Aim of the exercise ->
Write out each line of the material again, word for word.

Records provided ->
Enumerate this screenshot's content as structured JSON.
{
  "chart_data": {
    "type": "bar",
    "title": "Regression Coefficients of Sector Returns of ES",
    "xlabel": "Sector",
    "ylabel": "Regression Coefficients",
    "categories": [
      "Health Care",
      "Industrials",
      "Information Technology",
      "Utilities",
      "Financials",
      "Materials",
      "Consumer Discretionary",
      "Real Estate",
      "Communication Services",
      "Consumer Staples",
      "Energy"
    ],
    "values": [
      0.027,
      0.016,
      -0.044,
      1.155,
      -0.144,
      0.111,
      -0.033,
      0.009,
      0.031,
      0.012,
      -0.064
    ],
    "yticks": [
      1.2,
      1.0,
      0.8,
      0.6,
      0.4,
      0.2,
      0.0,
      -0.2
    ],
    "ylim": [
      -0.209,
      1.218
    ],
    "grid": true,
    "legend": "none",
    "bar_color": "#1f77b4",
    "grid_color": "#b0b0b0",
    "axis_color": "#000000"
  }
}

Reply to the exercise ->
Enumerate this screenshot's content as structured JSON.
{
  "chart_data": {
    "type": "bar",
    "title": "Regression Coefficients of Sector Returns of ES",
    "xlabel": "Sector",
    "ylabel": "Regression Coefficients",
    "categories": [
      "Health Care",
      "Industrials",
      "Information Technology",
      "Utilities",
      "Financials",
      "Materials",
      "Consumer Discretionary",
      "Real Estate",
      "Communication Services",
      "Consumer Staples",
      "Energy"
    ],
    "values": [
      0.027,
      0.016,
      -0.044,
      1.155,
      -0.144,
      0.111,
      -0.033,
      0.009,
      0.031,
      0.012,
      -0.064
    ],
    "yticks": [
      1.2,
      1.0,
      0.8,
      0.6,
      0.4,
      0.2,
      0.0,
      -0.2
    ],
    "ylim": [
      -0.209,
      1.218
    ],
    "grid": true,
    "legend": "none",
    "bar_color": "#1f77b4",
    "grid_color": "#b0b0b0",
    "axis_color": "#000000"
  }
}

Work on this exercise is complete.